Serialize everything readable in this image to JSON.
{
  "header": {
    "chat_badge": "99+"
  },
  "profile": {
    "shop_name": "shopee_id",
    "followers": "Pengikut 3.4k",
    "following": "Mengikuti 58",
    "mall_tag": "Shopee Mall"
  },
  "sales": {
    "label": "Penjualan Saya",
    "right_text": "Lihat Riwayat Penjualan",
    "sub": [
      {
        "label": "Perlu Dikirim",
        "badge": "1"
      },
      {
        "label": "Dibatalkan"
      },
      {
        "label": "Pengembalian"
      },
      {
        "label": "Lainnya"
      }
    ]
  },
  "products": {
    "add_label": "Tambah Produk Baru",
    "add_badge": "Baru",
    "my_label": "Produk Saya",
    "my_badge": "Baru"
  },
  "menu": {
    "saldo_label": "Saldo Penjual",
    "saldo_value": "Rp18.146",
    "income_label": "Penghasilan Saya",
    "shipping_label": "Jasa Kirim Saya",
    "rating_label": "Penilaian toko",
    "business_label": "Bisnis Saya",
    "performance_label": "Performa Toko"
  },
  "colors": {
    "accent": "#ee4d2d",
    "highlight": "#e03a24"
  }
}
_ _ _ _
- **REQUIRED WORK**
Each line of the listing above should be output exactly.

- **EXERCISE RESPONSE**
Serialize everything readable in this image to JSON.
{
  "header": {
    "chat_badge": "99+"
  },
  "profile": {
    "shop_name": "shopee_id",
    "followers": "Pengikut 3.4k",
    "following": "Mengikuti 58",
    "mall_tag": "Shopee Mall"
  },
  "sales": {
    "label": "Penjualan Saya",
    "right_text": "Lihat Riwayat Penjualan",
    "sub": [
      {
        "label": "Perlu Dikirim",
        "badge": "1"
      },
      {
        "label": "Dibatalkan"
      },
      {
        "label": "Pengembalian"
      },
      {
        "label": "Lainnya"
      }
    ]
  },
  "products": {
    "add_label": "Tambah Produk Baru",
    "add_badge": "Baru",
    "my_label": "Produk Saya",
    "my_badge": "Baru"
  },
  "menu": {
    "saldo_label": "Saldo Penjual",
    "saldo_value": "Rp18.146",
    "income_label": "Penghasilan Saya",
    "shipping_label": "Jasa Kirim Saya",
    "rating_label": "Penilaian toko",
    "business_label": "Bisnis Saya",
    "performance_label": "Performa Toko"
  },
  "colors": {
    "accent": "#ee4d2d",
    "highlight": "#e03a24"
  }
}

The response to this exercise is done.